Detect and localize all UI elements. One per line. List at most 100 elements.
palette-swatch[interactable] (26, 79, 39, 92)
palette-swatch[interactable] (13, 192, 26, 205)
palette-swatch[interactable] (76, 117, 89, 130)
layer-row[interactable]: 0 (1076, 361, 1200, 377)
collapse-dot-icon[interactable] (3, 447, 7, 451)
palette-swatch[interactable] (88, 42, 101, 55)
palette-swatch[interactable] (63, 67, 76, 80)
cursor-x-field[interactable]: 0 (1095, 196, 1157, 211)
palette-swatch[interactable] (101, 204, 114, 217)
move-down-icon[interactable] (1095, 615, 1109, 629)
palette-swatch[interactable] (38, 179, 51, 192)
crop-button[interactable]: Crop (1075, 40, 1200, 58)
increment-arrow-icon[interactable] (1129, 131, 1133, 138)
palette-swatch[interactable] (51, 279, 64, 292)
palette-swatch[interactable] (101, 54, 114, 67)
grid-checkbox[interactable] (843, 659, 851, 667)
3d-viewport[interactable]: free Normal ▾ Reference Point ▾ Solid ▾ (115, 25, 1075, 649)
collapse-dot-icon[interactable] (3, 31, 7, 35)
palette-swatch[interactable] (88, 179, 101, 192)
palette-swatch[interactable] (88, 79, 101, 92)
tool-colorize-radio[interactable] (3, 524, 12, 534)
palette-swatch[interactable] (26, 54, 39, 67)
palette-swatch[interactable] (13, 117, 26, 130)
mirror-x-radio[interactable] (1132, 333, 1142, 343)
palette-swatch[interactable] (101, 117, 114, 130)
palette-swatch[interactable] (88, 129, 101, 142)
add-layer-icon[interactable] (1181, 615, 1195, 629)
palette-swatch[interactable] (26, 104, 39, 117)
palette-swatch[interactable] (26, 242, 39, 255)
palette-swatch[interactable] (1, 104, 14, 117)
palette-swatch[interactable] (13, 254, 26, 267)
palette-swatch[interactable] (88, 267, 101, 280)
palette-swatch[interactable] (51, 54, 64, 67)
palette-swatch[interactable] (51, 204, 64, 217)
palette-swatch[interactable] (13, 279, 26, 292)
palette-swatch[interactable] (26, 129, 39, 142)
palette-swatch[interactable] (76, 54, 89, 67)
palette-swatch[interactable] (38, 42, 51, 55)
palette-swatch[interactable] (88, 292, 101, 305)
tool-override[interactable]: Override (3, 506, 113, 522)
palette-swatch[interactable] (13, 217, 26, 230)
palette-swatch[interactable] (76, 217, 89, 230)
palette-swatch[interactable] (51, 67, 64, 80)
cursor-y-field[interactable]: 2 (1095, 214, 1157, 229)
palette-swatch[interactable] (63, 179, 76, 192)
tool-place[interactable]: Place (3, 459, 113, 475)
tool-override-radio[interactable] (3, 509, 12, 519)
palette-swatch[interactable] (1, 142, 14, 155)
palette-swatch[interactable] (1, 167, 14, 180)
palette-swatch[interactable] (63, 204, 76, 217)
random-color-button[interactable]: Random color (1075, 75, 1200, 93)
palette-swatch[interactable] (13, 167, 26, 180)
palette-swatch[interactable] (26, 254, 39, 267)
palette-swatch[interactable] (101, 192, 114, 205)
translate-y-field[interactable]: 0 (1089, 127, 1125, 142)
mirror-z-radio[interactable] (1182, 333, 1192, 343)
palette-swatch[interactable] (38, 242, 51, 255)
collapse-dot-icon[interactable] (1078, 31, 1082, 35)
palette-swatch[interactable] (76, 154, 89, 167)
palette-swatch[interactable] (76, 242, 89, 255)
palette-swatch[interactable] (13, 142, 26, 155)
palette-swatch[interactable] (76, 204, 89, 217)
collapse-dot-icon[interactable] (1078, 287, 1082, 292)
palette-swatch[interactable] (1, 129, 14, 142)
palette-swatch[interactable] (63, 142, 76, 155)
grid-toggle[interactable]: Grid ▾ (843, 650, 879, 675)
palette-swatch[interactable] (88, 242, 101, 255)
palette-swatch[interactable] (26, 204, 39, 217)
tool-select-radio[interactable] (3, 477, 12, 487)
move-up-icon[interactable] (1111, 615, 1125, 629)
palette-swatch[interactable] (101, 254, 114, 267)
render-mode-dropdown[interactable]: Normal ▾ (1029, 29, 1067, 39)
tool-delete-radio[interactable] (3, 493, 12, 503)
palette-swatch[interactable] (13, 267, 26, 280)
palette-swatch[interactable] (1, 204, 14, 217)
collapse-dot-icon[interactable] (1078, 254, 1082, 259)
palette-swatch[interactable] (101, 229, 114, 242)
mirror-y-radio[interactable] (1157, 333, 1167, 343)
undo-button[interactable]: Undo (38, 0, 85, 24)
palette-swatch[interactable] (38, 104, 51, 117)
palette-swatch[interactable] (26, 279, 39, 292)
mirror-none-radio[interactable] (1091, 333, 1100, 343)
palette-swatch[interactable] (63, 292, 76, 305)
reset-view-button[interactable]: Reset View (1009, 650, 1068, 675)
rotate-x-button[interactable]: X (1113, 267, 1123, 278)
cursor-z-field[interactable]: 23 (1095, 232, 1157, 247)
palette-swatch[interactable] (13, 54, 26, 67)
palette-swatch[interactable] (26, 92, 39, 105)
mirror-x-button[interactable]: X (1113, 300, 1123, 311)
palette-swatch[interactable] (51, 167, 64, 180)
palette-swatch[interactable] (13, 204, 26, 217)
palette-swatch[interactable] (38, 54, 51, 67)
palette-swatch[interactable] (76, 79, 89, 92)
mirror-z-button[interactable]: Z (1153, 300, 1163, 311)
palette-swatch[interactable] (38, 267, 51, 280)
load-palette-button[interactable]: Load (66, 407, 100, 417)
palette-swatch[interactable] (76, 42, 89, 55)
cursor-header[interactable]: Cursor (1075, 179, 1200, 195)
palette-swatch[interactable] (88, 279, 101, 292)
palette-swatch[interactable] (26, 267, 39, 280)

| Task objective |
Copy out the lines above, putting "color-swatch" in place of every "palette-swatch" and changing nothing else.

| Exercise response |
Detect and localize all UI elements. One per line. List at most 100 elements.
color-swatch[interactable] (26, 79, 39, 92)
color-swatch[interactable] (13, 192, 26, 205)
color-swatch[interactable] (76, 117, 89, 130)
layer-row[interactable]: 0 (1076, 361, 1200, 377)
collapse-dot-icon[interactable] (3, 447, 7, 451)
color-swatch[interactable] (88, 42, 101, 55)
color-swatch[interactable] (63, 67, 76, 80)
cursor-x-field[interactable]: 0 (1095, 196, 1157, 211)
color-swatch[interactable] (101, 204, 114, 217)
move-down-icon[interactable] (1095, 615, 1109, 629)
color-swatch[interactable] (38, 179, 51, 192)
crop-button[interactable]: Crop (1075, 40, 1200, 58)
increment-arrow-icon[interactable] (1129, 131, 1133, 138)
color-swatch[interactable] (51, 279, 64, 292)
color-swatch[interactable] (101, 54, 114, 67)
grid-checkbox[interactable] (843, 659, 851, 667)
3d-viewport[interactable]: free Normal ▾ Reference Point ▾ Solid ▾ (115, 25, 1075, 649)
collapse-dot-icon[interactable] (3, 31, 7, 35)
color-swatch[interactable] (88, 179, 101, 192)
color-swatch[interactable] (88, 79, 101, 92)
tool-colorize-radio[interactable] (3, 524, 12, 534)
color-swatch[interactable] (26, 54, 39, 67)
color-swatch[interactable] (13, 117, 26, 130)
mirror-x-radio[interactable] (1132, 333, 1142, 343)
color-swatch[interactable] (101, 117, 114, 130)
color-swatch[interactable] (88, 129, 101, 142)
add-layer-icon[interactable] (1181, 615, 1195, 629)
color-swatch[interactable] (26, 104, 39, 117)
color-swatch[interactable] (26, 242, 39, 255)
color-swatch[interactable] (1, 104, 14, 117)
color-swatch[interactable] (13, 254, 26, 267)
color-swatch[interactable] (88, 267, 101, 280)
color-swatch[interactable] (51, 54, 64, 67)
color-swatch[interactable] (51, 204, 64, 217)
color-swatch[interactable] (13, 279, 26, 292)
color-swatch[interactable] (26, 129, 39, 142)
color-swatch[interactable] (76, 54, 89, 67)
color-swatch[interactable] (38, 42, 51, 55)
color-swatch[interactable] (88, 292, 101, 305)
tool-override[interactable]: Override (3, 506, 113, 522)
color-swatch[interactable] (13, 217, 26, 230)
color-swatch[interactable] (76, 217, 89, 230)
color-swatch[interactable] (51, 67, 64, 80)
cursor-y-field[interactable]: 2 (1095, 214, 1157, 229)
color-swatch[interactable] (63, 179, 76, 192)
tool-place[interactable]: Place (3, 459, 113, 475)
tool-override-radio[interactable] (3, 509, 12, 519)
color-swatch[interactable] (1, 142, 14, 155)
color-swatch[interactable] (1, 167, 14, 180)
color-swatch[interactable] (63, 204, 76, 217)
random-color-button[interactable]: Random color (1075, 75, 1200, 93)
color-swatch[interactable] (13, 167, 26, 180)
color-swatch[interactable] (26, 254, 39, 267)
color-swatch[interactable] (101, 192, 114, 205)
translate-y-field[interactable]: 0 (1089, 127, 1125, 142)
mirror-z-radio[interactable] (1182, 333, 1192, 343)
color-swatch[interactable] (38, 242, 51, 255)
collapse-dot-icon[interactable] (1078, 31, 1082, 35)
color-swatch[interactable] (76, 154, 89, 167)
color-swatch[interactable] (76, 242, 89, 255)
color-swatch[interactable] (13, 142, 26, 155)
color-swatch[interactable] (76, 204, 89, 217)
collapse-dot-icon[interactable] (1078, 287, 1082, 292)
color-swatch[interactable] (1, 129, 14, 142)
color-swatch[interactable] (63, 142, 76, 155)
grid-toggle[interactable]: Grid ▾ (843, 650, 879, 675)
color-swatch[interactable] (88, 242, 101, 255)
color-swatch[interactable] (26, 204, 39, 217)
tool-select-radio[interactable] (3, 477, 12, 487)
move-up-icon[interactable] (1111, 615, 1125, 629)
color-swatch[interactable] (101, 254, 114, 267)
render-mode-dropdown[interactable]: Normal ▾ (1029, 29, 1067, 39)
tool-delete-radio[interactable] (3, 493, 12, 503)
color-swatch[interactable] (13, 267, 26, 280)
color-swatch[interactable] (1, 204, 14, 217)
collapse-dot-icon[interactable] (1078, 254, 1082, 259)
color-swatch[interactable] (101, 229, 114, 242)
mirror-y-radio[interactable] (1157, 333, 1167, 343)
undo-button[interactable]: Undo (38, 0, 85, 24)
color-swatch[interactable] (38, 104, 51, 117)
color-swatch[interactable] (26, 279, 39, 292)
mirror-none-radio[interactable] (1091, 333, 1100, 343)
color-swatch[interactable] (63, 292, 76, 305)
reset-view-button[interactable]: Reset View (1009, 650, 1068, 675)
rotate-x-button[interactable]: X (1113, 267, 1123, 278)
cursor-z-field[interactable]: 23 (1095, 232, 1157, 247)
color-swatch[interactable] (13, 54, 26, 67)
color-swatch[interactable] (26, 92, 39, 105)
mirror-x-button[interactable]: X (1113, 300, 1123, 311)
color-swatch[interactable] (51, 167, 64, 180)
color-swatch[interactable] (13, 204, 26, 217)
color-swatch[interactable] (38, 54, 51, 67)
color-swatch[interactable] (76, 79, 89, 92)
mirror-z-button[interactable]: Z (1153, 300, 1163, 311)
color-swatch[interactable] (38, 267, 51, 280)
load-palette-button[interactable]: Load (66, 407, 100, 417)
color-swatch[interactable] (76, 42, 89, 55)
cursor-header[interactable]: Cursor (1075, 179, 1200, 195)
color-swatch[interactable] (88, 279, 101, 292)
color-swatch[interactable] (26, 267, 39, 280)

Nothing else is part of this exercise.